- _DATASET ENTRIES_:
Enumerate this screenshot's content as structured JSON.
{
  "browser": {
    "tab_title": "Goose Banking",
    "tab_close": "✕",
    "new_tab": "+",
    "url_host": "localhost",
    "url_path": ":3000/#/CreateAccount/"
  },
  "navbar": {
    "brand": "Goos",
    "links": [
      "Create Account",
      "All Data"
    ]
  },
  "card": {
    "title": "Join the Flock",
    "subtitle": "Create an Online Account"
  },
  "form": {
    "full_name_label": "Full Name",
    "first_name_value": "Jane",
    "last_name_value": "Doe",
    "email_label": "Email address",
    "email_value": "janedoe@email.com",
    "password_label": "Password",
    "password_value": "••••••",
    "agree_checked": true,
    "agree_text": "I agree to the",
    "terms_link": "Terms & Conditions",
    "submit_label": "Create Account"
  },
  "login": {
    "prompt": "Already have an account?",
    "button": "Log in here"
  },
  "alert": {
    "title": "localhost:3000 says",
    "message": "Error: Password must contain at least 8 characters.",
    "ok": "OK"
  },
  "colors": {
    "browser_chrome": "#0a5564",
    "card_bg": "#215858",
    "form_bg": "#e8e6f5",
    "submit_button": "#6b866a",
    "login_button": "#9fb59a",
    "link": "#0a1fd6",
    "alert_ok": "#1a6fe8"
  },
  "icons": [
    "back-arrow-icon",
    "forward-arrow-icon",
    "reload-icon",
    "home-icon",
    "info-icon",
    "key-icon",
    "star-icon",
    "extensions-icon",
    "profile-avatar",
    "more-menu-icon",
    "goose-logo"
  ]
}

- _OBJECTIVE_:
From the records above, extract every entry exactly as given.

- _ANSWER TO THE EXERCISE_:
Enumerate this screenshot's content as structured JSON.
{
  "browser": {
    "tab_title": "Goose Banking",
    "tab_close": "✕",
    "new_tab": "+",
    "url_host": "localhost",
    "url_path": ":3000/#/CreateAccount/"
  },
  "navbar": {
    "brand": "Goos",
    "links": [
      "Create Account",
      "All Data"
    ]
  },
  "card": {
    "title": "Join the Flock",
    "subtitle": "Create an Online Account"
  },
  "form": {
    "full_name_label": "Full Name",
    "first_name_value": "Jane",
    "last_name_value": "Doe",
    "email_label": "Email address",
    "email_value": "janedoe@email.com",
    "password_label": "Password",
    "password_value": "••••••",
    "agree_checked": true,
    "agree_text": "I agree to the",
    "terms_link": "Terms & Conditions",
    "submit_label": "Create Account"
  },
  "login": {
    "prompt": "Already have an account?",
    "button": "Log in here"
  },
  "alert": {
    "title": "localhost:3000 says",
    "message": "Error: Password must contain at least 8 characters.",
    "ok": "OK"
  },
  "colors": {
    "browser_chrome": "#0a5564",
    "card_bg": "#215858",
    "form_bg": "#e8e6f5",
    "submit_button": "#6b866a",
    "login_button": "#9fb59a",
    "link": "#0a1fd6",
    "alert_ok": "#1a6fe8"
  },
  "icons": [
    "back-arrow-icon",
    "forward-arrow-icon",
    "reload-icon",
    "home-icon",
    "info-icon",
    "key-icon",
    "star-icon",
    "extensions-icon",
    "profile-avatar",
    "more-menu-icon",
    "goose-logo"
  ]
}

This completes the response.